Tally the lines holding "企业办理社会保险登记" and state only that figure.
*** Records for this task
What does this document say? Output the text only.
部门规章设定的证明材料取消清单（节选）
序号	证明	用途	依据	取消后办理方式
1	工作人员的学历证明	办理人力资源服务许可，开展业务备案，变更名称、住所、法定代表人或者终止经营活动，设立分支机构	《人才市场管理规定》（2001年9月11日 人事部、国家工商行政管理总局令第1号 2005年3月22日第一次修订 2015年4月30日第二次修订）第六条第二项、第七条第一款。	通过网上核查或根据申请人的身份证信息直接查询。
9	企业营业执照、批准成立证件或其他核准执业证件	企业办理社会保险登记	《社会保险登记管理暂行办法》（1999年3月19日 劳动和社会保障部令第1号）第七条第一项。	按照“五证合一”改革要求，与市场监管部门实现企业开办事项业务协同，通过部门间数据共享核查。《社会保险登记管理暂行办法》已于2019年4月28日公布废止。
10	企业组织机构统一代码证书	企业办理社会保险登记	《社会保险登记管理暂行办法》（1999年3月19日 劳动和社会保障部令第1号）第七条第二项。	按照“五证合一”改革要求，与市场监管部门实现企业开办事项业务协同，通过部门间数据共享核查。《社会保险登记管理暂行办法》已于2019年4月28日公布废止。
******
*** Records for this task
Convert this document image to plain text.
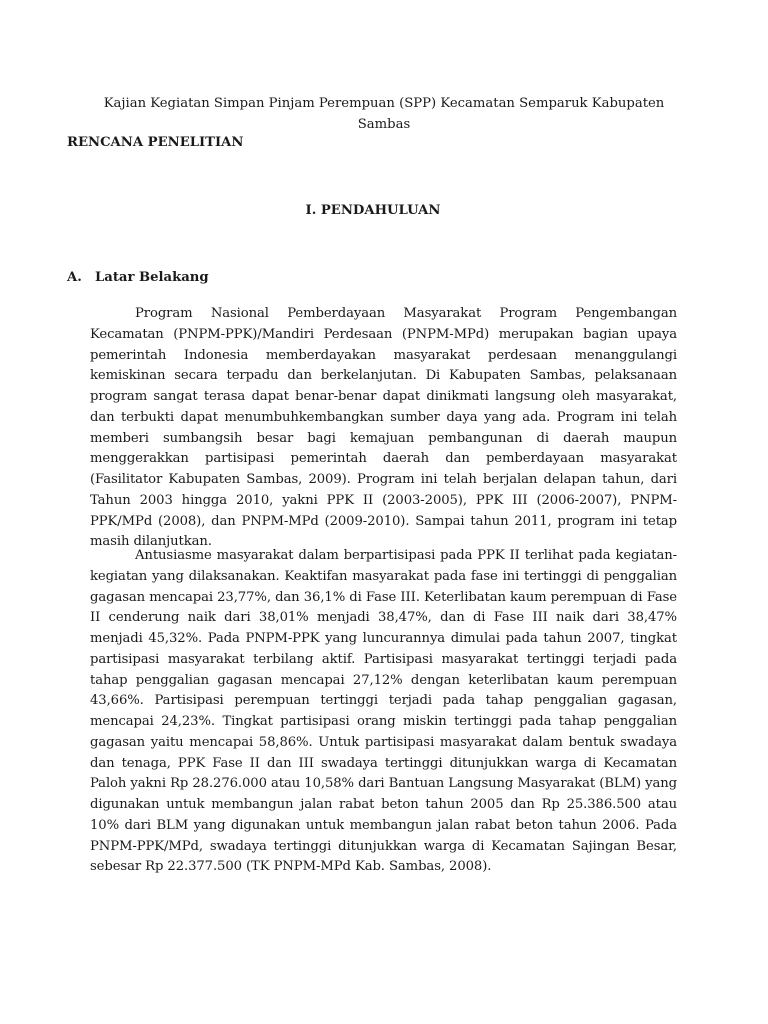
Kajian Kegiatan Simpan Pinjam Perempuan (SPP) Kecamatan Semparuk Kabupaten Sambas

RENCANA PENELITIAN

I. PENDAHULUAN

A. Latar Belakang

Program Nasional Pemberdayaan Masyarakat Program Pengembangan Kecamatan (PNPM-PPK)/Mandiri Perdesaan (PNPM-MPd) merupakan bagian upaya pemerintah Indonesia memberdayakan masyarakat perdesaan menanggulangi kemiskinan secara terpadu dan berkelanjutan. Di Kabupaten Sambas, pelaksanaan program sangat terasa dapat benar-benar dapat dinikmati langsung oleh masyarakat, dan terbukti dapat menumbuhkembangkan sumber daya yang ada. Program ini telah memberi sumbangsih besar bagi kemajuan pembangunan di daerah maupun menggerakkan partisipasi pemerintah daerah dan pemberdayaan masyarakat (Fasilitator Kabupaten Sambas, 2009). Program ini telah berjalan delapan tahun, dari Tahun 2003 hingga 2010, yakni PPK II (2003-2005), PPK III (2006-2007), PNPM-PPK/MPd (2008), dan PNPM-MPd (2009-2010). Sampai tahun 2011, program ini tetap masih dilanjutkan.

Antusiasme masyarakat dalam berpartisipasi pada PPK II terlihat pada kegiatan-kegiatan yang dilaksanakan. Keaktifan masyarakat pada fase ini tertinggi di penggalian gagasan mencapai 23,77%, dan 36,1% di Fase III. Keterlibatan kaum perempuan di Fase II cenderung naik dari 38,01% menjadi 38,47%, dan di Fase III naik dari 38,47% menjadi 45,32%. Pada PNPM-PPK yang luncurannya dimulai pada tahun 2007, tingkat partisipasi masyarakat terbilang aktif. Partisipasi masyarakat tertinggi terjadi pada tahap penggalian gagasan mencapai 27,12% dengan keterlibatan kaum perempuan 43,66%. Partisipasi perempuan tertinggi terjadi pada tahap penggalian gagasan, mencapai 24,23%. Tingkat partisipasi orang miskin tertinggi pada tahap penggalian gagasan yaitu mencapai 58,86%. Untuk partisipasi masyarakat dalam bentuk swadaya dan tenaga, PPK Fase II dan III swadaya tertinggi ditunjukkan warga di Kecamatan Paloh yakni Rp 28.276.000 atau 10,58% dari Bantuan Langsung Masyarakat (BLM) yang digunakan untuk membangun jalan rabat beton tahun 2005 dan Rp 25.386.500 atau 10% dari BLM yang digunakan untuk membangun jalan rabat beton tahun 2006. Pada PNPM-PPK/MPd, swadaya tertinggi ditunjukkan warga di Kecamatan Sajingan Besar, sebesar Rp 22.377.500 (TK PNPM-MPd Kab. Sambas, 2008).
******
Task output: 2